- **Task**: Write out all lines holding the word "Jegging".

- **The input**:

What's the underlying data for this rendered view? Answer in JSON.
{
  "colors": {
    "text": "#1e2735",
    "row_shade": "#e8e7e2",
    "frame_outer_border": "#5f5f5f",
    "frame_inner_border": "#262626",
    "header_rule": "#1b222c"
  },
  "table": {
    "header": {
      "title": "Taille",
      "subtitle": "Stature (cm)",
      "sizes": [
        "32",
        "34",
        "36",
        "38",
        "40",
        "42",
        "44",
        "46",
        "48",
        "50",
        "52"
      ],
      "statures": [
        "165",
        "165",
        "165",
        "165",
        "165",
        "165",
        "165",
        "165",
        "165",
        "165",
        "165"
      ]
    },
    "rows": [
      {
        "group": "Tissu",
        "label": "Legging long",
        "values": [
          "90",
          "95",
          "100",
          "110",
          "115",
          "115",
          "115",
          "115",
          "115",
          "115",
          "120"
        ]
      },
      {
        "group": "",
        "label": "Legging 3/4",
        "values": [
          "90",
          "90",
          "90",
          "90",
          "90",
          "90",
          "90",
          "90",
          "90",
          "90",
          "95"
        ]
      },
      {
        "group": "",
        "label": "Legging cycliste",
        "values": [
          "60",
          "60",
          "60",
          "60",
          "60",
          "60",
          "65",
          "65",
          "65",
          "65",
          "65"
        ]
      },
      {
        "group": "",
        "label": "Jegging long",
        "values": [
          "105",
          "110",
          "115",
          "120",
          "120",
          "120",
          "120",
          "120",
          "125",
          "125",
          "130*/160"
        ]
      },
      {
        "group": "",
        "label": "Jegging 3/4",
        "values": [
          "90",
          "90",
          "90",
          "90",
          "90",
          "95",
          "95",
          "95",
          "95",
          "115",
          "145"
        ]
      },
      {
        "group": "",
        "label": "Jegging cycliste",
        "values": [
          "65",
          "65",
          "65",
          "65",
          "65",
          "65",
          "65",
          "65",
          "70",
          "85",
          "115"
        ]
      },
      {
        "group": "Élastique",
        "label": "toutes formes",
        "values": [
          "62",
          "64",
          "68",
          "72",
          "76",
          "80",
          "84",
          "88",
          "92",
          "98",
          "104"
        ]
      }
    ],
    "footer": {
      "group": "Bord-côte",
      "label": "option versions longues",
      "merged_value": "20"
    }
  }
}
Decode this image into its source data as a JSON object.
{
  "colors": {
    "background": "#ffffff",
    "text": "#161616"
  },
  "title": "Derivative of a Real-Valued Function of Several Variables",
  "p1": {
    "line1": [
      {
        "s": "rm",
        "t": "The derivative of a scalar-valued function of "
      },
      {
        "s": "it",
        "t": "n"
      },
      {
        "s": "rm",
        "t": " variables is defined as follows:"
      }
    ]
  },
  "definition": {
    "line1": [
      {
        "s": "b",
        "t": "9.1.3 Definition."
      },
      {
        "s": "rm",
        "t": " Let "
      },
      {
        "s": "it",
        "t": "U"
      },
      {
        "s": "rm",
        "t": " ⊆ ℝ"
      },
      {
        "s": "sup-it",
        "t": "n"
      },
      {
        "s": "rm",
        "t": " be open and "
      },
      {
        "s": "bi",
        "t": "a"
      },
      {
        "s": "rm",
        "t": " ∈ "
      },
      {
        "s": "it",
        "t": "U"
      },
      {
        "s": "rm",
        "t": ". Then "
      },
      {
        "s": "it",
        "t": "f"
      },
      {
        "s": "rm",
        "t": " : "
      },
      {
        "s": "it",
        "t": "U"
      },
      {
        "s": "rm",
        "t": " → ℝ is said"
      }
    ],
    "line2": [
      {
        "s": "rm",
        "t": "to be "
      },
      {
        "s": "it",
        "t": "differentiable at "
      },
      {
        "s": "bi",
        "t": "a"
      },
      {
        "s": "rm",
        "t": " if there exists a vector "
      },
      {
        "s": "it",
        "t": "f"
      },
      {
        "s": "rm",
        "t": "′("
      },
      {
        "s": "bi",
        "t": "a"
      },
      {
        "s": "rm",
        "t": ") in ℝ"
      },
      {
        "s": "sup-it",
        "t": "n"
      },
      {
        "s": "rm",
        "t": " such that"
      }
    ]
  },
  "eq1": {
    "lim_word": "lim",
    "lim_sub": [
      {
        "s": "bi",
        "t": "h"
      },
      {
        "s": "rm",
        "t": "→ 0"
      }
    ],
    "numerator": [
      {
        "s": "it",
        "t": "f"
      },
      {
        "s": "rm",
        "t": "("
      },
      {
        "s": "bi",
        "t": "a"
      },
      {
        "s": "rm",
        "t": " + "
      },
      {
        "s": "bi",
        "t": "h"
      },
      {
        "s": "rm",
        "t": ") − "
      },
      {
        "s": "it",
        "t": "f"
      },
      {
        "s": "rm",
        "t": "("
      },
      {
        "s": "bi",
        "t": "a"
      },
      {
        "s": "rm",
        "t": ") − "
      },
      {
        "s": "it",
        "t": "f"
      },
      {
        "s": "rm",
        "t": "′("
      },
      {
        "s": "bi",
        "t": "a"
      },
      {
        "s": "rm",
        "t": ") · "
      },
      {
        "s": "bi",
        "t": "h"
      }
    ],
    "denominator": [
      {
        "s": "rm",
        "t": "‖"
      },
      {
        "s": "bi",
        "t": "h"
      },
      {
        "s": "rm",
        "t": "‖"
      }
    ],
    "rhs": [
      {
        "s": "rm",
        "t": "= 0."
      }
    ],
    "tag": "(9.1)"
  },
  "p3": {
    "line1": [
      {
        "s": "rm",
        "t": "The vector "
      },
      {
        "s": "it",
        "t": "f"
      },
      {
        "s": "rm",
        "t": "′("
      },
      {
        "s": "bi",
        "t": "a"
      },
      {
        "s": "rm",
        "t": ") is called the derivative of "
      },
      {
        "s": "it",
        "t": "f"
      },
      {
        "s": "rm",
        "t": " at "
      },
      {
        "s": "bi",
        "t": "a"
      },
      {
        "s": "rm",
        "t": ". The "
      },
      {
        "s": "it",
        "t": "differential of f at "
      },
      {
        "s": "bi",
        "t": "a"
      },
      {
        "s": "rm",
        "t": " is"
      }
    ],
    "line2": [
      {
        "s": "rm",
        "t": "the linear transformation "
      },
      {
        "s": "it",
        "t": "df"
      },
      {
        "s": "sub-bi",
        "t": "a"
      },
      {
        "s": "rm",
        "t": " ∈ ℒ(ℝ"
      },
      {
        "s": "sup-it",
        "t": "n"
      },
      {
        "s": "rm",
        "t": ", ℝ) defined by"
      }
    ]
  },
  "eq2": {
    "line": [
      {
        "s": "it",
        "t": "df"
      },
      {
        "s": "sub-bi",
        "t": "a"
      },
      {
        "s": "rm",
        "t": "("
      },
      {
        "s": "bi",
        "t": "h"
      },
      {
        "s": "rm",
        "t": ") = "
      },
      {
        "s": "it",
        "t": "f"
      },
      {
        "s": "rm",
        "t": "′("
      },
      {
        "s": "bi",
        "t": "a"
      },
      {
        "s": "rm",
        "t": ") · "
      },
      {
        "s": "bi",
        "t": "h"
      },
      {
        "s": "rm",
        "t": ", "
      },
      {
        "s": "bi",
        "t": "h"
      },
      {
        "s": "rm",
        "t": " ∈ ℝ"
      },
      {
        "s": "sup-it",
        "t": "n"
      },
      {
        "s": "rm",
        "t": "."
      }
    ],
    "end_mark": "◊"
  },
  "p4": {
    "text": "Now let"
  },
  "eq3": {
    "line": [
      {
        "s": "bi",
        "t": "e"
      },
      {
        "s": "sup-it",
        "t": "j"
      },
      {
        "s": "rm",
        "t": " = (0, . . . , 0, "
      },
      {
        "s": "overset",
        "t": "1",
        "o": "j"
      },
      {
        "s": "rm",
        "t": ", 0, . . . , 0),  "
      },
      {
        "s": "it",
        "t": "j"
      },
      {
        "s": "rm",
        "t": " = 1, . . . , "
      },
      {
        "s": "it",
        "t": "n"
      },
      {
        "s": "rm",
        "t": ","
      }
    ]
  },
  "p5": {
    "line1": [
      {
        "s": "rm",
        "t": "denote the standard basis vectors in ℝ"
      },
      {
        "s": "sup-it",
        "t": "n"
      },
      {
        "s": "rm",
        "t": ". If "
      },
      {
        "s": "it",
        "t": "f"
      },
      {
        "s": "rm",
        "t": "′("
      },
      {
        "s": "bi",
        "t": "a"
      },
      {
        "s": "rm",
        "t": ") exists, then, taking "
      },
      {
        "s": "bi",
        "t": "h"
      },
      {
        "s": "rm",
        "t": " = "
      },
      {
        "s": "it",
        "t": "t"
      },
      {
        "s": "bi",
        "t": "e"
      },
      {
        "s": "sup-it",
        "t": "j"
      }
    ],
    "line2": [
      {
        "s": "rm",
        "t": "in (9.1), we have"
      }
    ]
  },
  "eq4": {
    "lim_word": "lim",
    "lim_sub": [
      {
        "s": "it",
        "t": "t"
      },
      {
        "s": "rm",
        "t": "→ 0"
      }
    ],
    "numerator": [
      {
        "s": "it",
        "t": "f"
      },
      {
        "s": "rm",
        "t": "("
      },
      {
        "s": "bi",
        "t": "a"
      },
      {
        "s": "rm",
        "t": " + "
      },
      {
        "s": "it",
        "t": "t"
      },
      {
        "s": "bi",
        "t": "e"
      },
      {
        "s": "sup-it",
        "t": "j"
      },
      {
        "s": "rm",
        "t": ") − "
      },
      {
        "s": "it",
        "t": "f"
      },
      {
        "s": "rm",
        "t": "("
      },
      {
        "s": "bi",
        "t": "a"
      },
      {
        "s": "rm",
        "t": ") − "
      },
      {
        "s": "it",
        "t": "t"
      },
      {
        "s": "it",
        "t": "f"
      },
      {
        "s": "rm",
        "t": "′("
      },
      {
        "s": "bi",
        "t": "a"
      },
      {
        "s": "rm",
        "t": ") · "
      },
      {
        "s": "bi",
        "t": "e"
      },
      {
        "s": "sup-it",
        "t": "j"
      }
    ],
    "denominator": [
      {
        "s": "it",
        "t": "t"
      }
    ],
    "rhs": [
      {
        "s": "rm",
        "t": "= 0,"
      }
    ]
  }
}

- **Answer in full**:
        "label": "Jegging long",
        "label": "Jegging 3/4",
        "label": "Jegging cycliste",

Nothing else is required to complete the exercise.